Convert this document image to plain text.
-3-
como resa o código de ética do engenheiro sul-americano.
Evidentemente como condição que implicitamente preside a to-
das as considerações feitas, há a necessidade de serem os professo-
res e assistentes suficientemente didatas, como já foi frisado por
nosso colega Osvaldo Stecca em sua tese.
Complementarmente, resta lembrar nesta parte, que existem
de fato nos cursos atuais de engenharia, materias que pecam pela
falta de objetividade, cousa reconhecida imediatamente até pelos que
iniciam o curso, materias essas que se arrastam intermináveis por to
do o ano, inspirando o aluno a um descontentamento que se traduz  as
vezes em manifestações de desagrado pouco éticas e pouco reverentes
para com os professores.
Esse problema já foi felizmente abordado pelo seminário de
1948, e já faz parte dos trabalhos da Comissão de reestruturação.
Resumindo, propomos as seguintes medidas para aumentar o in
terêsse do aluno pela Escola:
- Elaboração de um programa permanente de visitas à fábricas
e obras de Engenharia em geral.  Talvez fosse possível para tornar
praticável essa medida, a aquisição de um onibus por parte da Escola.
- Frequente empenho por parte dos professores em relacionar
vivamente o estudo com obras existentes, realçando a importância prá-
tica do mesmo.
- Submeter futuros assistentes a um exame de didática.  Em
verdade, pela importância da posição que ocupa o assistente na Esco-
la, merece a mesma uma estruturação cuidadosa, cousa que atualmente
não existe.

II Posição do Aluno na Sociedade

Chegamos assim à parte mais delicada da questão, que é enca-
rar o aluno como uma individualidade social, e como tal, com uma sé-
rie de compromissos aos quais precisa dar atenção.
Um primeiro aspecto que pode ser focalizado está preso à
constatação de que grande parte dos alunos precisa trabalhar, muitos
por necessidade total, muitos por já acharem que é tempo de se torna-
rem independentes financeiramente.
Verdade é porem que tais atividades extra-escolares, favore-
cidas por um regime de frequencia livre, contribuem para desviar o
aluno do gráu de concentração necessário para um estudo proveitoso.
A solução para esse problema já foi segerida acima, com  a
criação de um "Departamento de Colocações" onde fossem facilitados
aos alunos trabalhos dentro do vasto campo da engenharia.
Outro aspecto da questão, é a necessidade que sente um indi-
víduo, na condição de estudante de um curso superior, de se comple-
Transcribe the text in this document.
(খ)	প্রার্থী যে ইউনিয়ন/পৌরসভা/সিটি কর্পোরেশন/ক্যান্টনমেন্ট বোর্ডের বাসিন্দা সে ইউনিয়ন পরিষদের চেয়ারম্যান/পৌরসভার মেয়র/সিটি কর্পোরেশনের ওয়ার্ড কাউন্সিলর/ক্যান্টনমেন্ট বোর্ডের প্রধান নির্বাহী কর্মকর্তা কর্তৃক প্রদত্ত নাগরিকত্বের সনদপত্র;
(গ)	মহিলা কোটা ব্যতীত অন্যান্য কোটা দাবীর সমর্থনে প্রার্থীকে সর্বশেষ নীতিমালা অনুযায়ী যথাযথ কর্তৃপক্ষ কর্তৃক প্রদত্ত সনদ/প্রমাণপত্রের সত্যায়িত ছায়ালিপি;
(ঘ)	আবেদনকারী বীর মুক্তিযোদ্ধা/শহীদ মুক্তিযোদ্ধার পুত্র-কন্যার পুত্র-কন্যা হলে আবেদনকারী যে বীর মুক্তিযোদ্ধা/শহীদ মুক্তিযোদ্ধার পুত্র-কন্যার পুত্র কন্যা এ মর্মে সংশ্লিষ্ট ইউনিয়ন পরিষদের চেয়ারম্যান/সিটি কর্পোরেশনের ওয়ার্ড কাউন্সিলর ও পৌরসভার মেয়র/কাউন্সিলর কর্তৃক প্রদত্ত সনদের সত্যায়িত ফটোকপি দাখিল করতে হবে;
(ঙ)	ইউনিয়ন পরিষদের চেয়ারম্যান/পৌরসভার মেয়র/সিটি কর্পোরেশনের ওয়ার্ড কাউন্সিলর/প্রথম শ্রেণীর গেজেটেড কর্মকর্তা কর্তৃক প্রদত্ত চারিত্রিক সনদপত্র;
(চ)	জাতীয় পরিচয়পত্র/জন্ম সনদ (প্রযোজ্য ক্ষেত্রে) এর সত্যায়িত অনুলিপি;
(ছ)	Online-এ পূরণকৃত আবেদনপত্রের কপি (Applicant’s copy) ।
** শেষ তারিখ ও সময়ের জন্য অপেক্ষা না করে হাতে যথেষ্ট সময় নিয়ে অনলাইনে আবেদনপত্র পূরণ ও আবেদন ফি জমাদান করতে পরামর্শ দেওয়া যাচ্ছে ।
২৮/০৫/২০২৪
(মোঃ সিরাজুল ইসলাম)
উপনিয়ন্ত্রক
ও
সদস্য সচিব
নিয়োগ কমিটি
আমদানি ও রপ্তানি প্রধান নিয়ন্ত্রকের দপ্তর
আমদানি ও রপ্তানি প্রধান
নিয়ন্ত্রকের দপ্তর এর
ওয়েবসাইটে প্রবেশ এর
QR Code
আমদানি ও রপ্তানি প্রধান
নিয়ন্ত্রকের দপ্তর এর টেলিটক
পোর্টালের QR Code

-=-=-

* **TASK INSTRUCTIONS**: Find every line that holds "para" and copy it.

* **THE COMPLETED TASK**:
para com os professores.
Resumindo, propomos as seguintes medidas para aumentar o in
e obras de Engenharia em geral.  Talvez fosse possível para tornar
cidas por um regime de frequencia livre, contribuem para desviar o
aluno do gráu de concentração necessário para um estudo proveitoso.
A solução para esse problema já foi segerida acima, com  a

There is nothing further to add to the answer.